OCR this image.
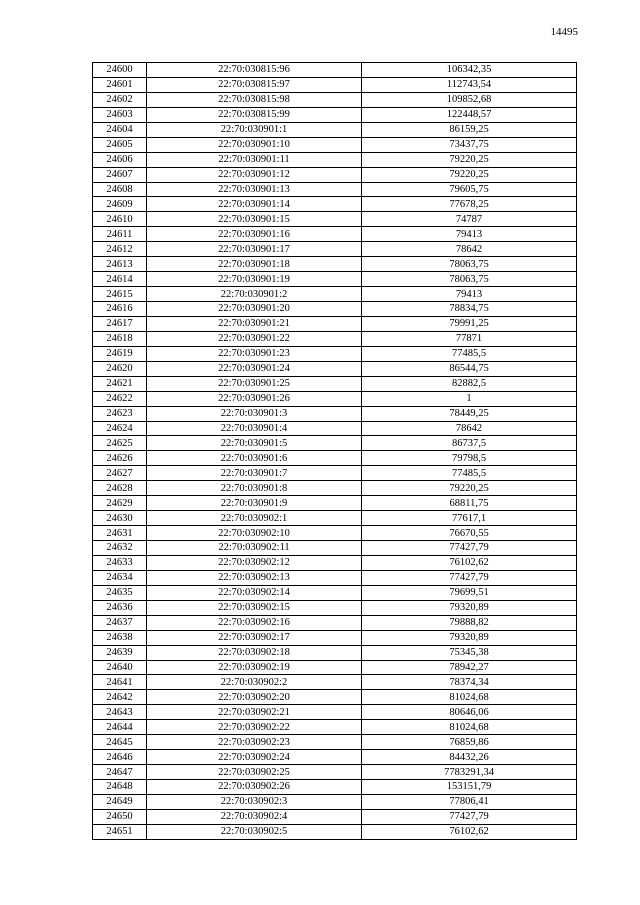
14495
24600	22:70:030815:96	106342,35
24601	22:70:030815:97	112743,54
24602	22:70:030815:98	109852,68
24603	22:70:030815:99	122448,57
24604	22:70:030901:1	86159,25
24605	22:70:030901:10	73437,75
24606	22:70:030901:11	79220,25
24607	22:70:030901:12	79220,25
24608	22:70:030901:13	79605,75
24609	22:70:030901:14	77678,25
24610	22:70:030901:15	74787
24611	22:70:030901:16	79413
24612	22:70:030901:17	78642
24613	22:70:030901:18	78063,75
24614	22:70:030901:19	78063,75
24615	22:70:030901:2	79413
24616	22:70:030901:20	78834,75
24617	22:70:030901:21	79991,25
24618	22:70:030901:22	77871
24619	22:70:030901:23	77485,5
24620	22:70:030901:24	86544,75
24621	22:70:030901:25	82882,5
24622	22:70:030901:26	1
24623	22:70:030901:3	78449,25
24624	22:70:030901:4	78642
24625	22:70:030901:5	86737,5
24626	22:70:030901:6	79798,5
24627	22:70:030901:7	77485,5
24628	22:70:030901:8	79220,25
24629	22:70:030901:9	68811,75
24630	22:70:030902:1	77617,1
24631	22:70:030902:10	76670,55
24632	22:70:030902:11	77427,79
24633	22:70:030902:12	76102,62
24634	22:70:030902:13	77427,79
24635	22:70:030902:14	79699,51
24636	22:70:030902:15	79320,89
24637	22:70:030902:16	79888,82
24638	22:70:030902:17	79320,89
24639	22:70:030902:18	75345,38
24640	22:70:030902:19	78942,27
24641	22:70:030902:2	78374,34
24642	22:70:030902:20	81024,68
24643	22:70:030902:21	80646,06
24644	22:70:030902:22	81024,68
24645	22:70:030902:23	76859,86
24646	22:70:030902:24	84432,26
24647	22:70:030902:25	7783291,34
24648	22:70:030902:26	153151,79
24649	22:70:030902:3	77806,41
24650	22:70:030902:4	77427,79
24651	22:70:030902:5	76102,62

☆ ☆ ☆

#### What to produce
From the entries above, output every line exactly and omit any image.

#### Answer in full
OCR this image.
14495
24600	22:70:030815:96	106342,35
24601	22:70:030815:97	112743,54
24602	22:70:030815:98	109852,68
24603	22:70:030815:99	122448,57
24604	22:70:030901:1	86159,25
24605	22:70:030901:10	73437,75
24606	22:70:030901:11	79220,25
24607	22:70:030901:12	79220,25
24608	22:70:030901:13	79605,75
24609	22:70:030901:14	77678,25
24610	22:70:030901:15	74787
24611	22:70:030901:16	79413
24612	22:70:030901:17	78642
24613	22:70:030901:18	78063,75
24614	22:70:030901:19	78063,75
24615	22:70:030901:2	79413
24616	22:70:030901:20	78834,75
24617	22:70:030901:21	79991,25
24618	22:70:030901:22	77871
24619	22:70:030901:23	77485,5
24620	22:70:030901:24	86544,75
24621	22:70:030901:25	82882,5
24622	22:70:030901:26	1
24623	22:70:030901:3	78449,25
24624	22:70:030901:4	78642
24625	22:70:030901:5	86737,5
24626	22:70:030901:6	79798,5
24627	22:70:030901:7	77485,5
24628	22:70:030901:8	79220,25
24629	22:70:030901:9	68811,75
24630	22:70:030902:1	77617,1
24631	22:70:030902:10	76670,55
24632	22:70:030902:11	77427,79
24633	22:70:030902:12	76102,62
24634	22:70:030902:13	77427,79
24635	22:70:030902:14	79699,51
24636	22:70:030902:15	79320,89
24637	22:70:030902:16	79888,82
24638	22:70:030902:17	79320,89
24639	22:70:030902:18	75345,38
24640	22:70:030902:19	78942,27
24641	22:70:030902:2	78374,34
24642	22:70:030902:20	81024,68
24643	22:70:030902:21	80646,06
24644	22:70:030902:22	81024,68
24645	22:70:030902:23	76859,86
24646	22:70:030902:24	84432,26
24647	22:70:030902:25	7783291,34
24648	22:70:030902:26	153151,79
24649	22:70:030902:3	77806,41
24650	22:70:030902:4	77427,79
24651	22:70:030902:5	76102,62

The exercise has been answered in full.